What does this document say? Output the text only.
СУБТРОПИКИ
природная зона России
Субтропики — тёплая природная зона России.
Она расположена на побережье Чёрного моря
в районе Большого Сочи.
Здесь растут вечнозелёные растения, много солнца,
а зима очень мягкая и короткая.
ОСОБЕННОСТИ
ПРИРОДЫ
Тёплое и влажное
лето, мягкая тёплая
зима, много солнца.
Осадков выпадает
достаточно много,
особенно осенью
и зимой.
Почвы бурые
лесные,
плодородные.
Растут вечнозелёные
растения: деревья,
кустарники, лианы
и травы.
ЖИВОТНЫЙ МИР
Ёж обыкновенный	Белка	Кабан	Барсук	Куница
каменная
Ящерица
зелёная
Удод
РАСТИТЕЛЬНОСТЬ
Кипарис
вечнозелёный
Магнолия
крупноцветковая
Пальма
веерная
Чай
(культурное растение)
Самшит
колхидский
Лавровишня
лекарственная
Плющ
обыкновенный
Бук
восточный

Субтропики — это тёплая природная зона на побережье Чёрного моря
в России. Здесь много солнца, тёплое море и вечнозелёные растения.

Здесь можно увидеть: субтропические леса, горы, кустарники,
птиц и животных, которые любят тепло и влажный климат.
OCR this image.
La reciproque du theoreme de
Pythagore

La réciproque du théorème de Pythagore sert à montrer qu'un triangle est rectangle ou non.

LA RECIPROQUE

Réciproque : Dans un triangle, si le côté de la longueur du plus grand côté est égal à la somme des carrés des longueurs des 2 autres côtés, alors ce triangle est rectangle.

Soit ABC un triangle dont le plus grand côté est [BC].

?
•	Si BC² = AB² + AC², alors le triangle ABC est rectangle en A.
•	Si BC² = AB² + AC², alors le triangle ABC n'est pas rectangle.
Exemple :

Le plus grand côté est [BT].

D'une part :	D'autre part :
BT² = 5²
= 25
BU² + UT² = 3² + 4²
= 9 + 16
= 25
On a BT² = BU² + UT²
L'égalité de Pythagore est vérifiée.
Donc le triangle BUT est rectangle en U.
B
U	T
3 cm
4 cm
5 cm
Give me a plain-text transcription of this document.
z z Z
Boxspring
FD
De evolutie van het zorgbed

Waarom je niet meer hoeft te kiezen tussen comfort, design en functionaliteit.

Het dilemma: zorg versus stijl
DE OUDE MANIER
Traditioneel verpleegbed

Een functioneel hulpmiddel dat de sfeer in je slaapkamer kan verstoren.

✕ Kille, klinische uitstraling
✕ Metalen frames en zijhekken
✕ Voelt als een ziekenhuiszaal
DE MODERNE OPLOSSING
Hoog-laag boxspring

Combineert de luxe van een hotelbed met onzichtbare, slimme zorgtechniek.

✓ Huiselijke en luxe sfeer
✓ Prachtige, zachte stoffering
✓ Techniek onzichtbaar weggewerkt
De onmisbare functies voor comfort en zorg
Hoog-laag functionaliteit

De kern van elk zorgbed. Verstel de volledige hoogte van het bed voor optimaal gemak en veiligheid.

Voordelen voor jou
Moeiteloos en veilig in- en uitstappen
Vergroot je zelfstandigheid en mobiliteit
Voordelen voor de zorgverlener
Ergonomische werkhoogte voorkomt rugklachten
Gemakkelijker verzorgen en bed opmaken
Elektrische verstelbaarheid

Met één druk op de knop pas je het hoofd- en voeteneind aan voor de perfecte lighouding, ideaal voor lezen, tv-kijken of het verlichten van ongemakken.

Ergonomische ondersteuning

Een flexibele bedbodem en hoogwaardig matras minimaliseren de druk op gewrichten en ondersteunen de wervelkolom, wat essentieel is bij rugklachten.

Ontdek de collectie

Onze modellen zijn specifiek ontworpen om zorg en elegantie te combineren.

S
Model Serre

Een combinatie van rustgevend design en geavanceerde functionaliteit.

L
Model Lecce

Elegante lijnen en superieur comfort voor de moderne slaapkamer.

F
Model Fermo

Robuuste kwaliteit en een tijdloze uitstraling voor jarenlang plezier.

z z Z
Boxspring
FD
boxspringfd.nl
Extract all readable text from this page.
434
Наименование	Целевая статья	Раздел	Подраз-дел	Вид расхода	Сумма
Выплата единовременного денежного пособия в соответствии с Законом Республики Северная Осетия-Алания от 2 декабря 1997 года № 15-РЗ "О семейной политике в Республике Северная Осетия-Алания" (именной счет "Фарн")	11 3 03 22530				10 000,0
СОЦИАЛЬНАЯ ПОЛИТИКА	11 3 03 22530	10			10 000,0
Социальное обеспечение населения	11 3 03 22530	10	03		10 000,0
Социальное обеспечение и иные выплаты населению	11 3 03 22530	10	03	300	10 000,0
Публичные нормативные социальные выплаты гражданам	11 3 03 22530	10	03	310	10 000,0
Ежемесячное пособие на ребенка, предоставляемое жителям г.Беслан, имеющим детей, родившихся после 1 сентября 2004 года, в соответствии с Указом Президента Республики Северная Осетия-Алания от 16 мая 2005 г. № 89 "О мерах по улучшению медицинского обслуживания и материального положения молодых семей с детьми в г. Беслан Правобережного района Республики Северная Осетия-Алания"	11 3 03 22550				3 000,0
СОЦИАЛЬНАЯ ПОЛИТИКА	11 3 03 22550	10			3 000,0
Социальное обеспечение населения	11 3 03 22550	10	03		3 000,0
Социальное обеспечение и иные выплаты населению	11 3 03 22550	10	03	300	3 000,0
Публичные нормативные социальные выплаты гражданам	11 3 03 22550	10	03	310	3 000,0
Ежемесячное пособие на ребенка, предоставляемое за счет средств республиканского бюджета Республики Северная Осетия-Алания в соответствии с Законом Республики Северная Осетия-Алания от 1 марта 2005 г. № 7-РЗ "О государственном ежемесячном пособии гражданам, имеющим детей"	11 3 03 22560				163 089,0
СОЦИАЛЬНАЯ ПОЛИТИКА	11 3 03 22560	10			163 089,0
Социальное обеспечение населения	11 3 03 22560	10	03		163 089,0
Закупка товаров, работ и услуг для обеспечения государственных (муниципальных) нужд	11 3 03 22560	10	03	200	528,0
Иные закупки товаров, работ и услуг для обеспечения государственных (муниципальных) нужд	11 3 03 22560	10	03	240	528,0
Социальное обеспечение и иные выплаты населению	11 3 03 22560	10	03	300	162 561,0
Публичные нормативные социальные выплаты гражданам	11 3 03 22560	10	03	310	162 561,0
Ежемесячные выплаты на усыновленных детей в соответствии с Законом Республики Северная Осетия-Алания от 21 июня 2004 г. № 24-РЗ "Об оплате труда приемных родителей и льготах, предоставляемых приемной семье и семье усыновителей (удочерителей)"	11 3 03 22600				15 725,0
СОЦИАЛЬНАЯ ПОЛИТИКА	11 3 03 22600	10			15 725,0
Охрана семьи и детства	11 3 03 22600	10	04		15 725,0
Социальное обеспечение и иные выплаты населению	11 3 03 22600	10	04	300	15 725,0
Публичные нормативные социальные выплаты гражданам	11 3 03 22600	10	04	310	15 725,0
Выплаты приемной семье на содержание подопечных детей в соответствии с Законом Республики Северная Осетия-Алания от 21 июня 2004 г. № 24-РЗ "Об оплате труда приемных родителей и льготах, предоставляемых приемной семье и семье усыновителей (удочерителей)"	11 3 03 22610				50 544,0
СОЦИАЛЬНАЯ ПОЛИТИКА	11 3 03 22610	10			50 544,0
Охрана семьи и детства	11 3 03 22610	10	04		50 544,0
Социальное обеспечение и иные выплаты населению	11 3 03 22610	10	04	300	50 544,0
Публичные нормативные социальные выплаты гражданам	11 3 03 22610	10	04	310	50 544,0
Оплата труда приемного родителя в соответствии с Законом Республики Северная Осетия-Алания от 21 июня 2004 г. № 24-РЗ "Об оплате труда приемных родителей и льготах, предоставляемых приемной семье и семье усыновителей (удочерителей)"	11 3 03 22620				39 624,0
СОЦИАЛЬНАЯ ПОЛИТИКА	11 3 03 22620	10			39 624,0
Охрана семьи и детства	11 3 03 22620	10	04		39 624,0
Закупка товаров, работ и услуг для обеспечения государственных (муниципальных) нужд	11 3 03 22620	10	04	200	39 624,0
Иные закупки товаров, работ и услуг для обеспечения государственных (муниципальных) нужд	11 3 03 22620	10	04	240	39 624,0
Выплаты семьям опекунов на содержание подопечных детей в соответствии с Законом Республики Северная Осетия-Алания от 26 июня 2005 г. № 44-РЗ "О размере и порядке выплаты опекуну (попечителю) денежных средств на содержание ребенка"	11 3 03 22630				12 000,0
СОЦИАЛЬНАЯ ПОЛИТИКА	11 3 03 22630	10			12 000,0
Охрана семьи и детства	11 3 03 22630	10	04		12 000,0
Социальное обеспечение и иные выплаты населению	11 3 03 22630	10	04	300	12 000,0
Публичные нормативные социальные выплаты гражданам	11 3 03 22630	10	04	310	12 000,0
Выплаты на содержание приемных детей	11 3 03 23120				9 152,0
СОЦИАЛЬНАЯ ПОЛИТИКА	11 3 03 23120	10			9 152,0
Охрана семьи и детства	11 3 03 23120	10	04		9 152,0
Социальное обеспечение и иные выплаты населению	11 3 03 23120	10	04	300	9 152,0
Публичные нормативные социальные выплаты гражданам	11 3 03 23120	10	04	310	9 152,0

::::::

Stated task: Filter the listing for the word "uitstraling" and copy every line that holds it.

Exercise solution:
✕ Kille, klinische uitstraling
Robuuste kwaliteit en een tijdloze uitstraling voor jarenlang plezier.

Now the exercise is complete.